__Records to use__
-=-=-

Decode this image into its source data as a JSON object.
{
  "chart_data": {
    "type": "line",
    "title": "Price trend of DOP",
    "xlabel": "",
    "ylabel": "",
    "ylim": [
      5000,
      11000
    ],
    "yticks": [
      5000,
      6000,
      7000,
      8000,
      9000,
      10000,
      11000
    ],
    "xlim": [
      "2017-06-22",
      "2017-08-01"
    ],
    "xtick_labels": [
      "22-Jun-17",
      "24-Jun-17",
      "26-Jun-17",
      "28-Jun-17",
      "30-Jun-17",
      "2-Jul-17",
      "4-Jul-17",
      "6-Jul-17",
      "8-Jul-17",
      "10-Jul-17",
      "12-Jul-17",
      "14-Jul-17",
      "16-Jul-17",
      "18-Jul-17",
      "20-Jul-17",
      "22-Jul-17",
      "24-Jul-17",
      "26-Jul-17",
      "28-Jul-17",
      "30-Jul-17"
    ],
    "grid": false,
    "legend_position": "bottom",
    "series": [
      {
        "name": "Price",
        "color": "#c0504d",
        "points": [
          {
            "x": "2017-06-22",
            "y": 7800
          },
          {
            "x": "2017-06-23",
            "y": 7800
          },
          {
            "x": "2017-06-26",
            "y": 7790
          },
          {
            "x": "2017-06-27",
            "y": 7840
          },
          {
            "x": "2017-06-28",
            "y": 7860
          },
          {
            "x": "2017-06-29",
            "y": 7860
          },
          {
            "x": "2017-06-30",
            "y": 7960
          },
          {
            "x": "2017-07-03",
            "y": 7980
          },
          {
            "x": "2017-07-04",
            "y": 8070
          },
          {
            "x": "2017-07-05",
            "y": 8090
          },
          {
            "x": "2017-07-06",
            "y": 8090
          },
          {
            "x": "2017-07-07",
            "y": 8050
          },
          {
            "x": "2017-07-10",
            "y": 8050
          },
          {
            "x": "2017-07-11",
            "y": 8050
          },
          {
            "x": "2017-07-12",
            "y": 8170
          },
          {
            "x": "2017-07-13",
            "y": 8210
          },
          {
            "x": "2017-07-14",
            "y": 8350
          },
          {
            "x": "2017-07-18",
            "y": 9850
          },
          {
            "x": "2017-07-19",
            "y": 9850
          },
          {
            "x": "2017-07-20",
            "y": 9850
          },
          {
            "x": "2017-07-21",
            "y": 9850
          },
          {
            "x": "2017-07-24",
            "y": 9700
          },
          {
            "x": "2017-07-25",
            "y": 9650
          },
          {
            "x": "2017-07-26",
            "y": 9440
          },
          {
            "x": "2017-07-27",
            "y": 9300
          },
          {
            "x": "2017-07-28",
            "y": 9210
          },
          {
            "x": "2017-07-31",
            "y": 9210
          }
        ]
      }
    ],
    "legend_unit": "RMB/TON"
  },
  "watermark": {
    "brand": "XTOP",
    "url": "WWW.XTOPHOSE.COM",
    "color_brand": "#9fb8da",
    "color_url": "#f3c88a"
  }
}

-=-=-

__Directive__
Using the data above, repeat every line exactly.

__Solution to the problem__
Decode this image into its source data as a JSON object.
{
  "chart_data": {
    "type": "line",
    "title": "Price trend of DOP",
    "xlabel": "",
    "ylabel": "",
    "ylim": [
      5000,
      11000
    ],
    "yticks": [
      5000,
      6000,
      7000,
      8000,
      9000,
      10000,
      11000
    ],
    "xlim": [
      "2017-06-22",
      "2017-08-01"
    ],
    "xtick_labels": [
      "22-Jun-17",
      "24-Jun-17",
      "26-Jun-17",
      "28-Jun-17",
      "30-Jun-17",
      "2-Jul-17",
      "4-Jul-17",
      "6-Jul-17",
      "8-Jul-17",
      "10-Jul-17",
      "12-Jul-17",
      "14-Jul-17",
      "16-Jul-17",
      "18-Jul-17",
      "20-Jul-17",
      "22-Jul-17",
      "24-Jul-17",
      "26-Jul-17",
      "28-Jul-17",
      "30-Jul-17"
    ],
    "grid": false,
    "legend_position": "bottom",
    "series": [
      {
        "name": "Price",
        "color": "#c0504d",
        "points": [
          {
            "x": "2017-06-22",
            "y": 7800
          },
          {
            "x": "2017-06-23",
            "y": 7800
          },
          {
            "x": "2017-06-26",
            "y": 7790
          },
          {
            "x": "2017-06-27",
            "y": 7840
          },
          {
            "x": "2017-06-28",
            "y": 7860
          },
          {
            "x": "2017-06-29",
            "y": 7860
          },
          {
            "x": "2017-06-30",
            "y": 7960
          },
          {
            "x": "2017-07-03",
            "y": 7980
          },
          {
            "x": "2017-07-04",
            "y": 8070
          },
          {
            "x": "2017-07-05",
            "y": 8090
          },
          {
            "x": "2017-07-06",
            "y": 8090
          },
          {
            "x": "2017-07-07",
            "y": 8050
          },
          {
            "x": "2017-07-10",
            "y": 8050
          },
          {
            "x": "2017-07-11",
            "y": 8050
          },
          {
            "x": "2017-07-12",
            "y": 8170
          },
          {
            "x": "2017-07-13",
            "y": 8210
          },
          {
            "x": "2017-07-14",
            "y": 8350
          },
          {
            "x": "2017-07-18",
            "y": 9850
          },
          {
            "x": "2017-07-19",
            "y": 9850
          },
          {
            "x": "2017-07-20",
            "y": 9850
          },
          {
            "x": "2017-07-21",
            "y": 9850
          },
          {
            "x": "2017-07-24",
            "y": 9700
          },
          {
            "x": "2017-07-25",
            "y": 9650
          },
          {
            "x": "2017-07-26",
            "y": 9440
          },
          {
            "x": "2017-07-27",
            "y": 9300
          },
          {
            "x": "2017-07-28",
            "y": 9210
          },
          {
            "x": "2017-07-31",
            "y": 9210
          }
        ]
      }
    ],
    "legend_unit": "RMB/TON"
  },
  "watermark": {
    "brand": "XTOP",
    "url": "WWW.XTOPHOSE.COM",
    "color_brand": "#9fb8da",
    "color_url": "#f3c88a"
  }
}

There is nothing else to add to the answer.